Document passage.
Research Paper Volume 14, Issue 7 pp 3049—3069

Circular RNA circGSE1 promotes angiogenesis in ageing mice by targeting the miR-323-5p/NRP1 axis

Jiacong Qiu1,2,3, , Rencong Chen1,2,3, , Lei Zhao1,2,3, , Chong Lian4, , Zhen Liu1,2,3, , Xiaonan Zhu5, , Jin Cui1,2,3, , Siwen Wang1,2,3, , Mingshan Wang1,2,3, , Yingxiong Huang6, , Shenming Wang1,2,3, , Jinsong Wang1,2,3, ,

  • 1 Division of Vascular Surgery, The First Affiliated Hospital, Sun Yat-Sen University, Guangzhou 510080, Guangdong, China
  • 2 National-Local Joint Engineering Laboratory of Vascular Disease Treatment, Guangzhou 510080, Guangdong, China
  • 3 Guangdong Engineering and Technology Center for Diagnosis and Treatment of Vascular Diseases, Guangzhou 510080, Guangdong, China
  • 4 Department of Endovascular Surgery, The First Affiliated Hospital of Zhengzhou University, Zhengzhou 450000, Henan, China
  • 5 Department of Pharmacology Laboratory, Zhongshan School of Medicine, Sun Yat-Sen University, Guangzhou 510080, Guangdong, China
  • 6 Department of Emergency, The First Affiliated Hospital, Sun Yat-Sen University, Guangzhou 510080, Guangdong, China

Received: September 21, 2021       Accepted: February 15, 2022       Published: April 1, 2022
How to Cite

Copyright: © 2022 Qiu et al. This is an open access article distributed under the terms of the Creative Commons Attribution License (CC BY 3.0), which permits unrestricted use, distribution, and reproduction in any medium, provided the original author and source are credited.

[Items from a dataset]
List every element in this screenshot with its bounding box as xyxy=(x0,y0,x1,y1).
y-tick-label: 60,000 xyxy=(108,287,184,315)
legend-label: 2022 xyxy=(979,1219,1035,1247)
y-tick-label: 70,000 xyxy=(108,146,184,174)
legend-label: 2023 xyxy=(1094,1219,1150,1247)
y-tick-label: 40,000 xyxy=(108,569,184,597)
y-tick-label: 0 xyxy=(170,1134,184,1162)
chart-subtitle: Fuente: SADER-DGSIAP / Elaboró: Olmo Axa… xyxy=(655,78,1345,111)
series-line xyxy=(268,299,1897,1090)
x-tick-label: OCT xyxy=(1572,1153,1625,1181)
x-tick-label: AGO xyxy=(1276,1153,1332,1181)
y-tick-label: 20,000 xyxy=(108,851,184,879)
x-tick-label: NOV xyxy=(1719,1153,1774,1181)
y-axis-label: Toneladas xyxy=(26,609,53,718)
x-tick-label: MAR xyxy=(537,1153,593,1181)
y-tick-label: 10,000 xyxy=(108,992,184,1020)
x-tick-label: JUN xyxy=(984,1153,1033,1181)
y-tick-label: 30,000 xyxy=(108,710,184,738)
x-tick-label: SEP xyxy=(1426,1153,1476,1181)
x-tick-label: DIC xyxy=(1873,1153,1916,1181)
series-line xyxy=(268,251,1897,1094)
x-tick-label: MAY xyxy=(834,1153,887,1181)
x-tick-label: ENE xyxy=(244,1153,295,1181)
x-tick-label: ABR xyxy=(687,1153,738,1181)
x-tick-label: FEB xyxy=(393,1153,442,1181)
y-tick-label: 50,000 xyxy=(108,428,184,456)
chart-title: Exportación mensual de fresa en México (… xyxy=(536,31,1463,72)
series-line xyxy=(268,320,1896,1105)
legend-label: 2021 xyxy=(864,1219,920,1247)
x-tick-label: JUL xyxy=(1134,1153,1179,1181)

Action item.
Reproduce the full header of the circGSE1 research paper word for word, with no changes.

Solution to the problem.
Research Paper Volume 14, Issue 7 pp 3049—3069

Circular RNA circGSE1 promotes angiogenesis in ageing mice by targeting the miR-323-5p/NRP1 axis

Jiacong Qiu1,2,3, , Rencong Chen1,2,3, , Lei Zhao1,2,3, , Chong Lian4, , Zhen Liu1,2,3, , Xiaonan Zhu5, , Jin Cui1,2,3, , Siwen Wang1,2,3, , Mingshan Wang1,2,3, , Yingxiong Huang6, , Shenming Wang1,2,3, , Jinsong Wang1,2,3, ,

  • 1 Division of Vascular Surgery, The First Affiliated Hospital, Sun Yat-Sen University, Guangzhou 510080, Guangdong, China
  • 2 National-Local Joint Engineering Laboratory of Vascular Disease Treatment, Guangzhou 510080, Guangdong, China
  • 3 Guangdong Engineering and Technology Center for Diagnosis and Treatment of Vascular Diseases, Guangzhou 510080, Guangdong, China
  • 4 Department of Endovascular Surgery, The First Affiliated Hospital of Zhengzhou University, Zhengzhou 450000, Henan, China
  • 5 Department of Pharmacology Laboratory, Zhongshan School of Medicine, Sun Yat-Sen University, Guangzhou 510080, Guangdong, China
  • 6 Department of Emergency, The First Affiliated Hospital, Sun Yat-Sen University, Guangzhou 510080, Guangdong, China

Received: September 21, 2021       Accepted: February 15, 2022       Published: April 1, 2022
How to Cite

Copyright: © 2022 Qiu et al. This is an open access article distributed under the terms of the Creative Commons Attribution License (CC BY 3.0), which permits unrestricted use, distribution, and reproduction in any medium, provided the original author and source are credited.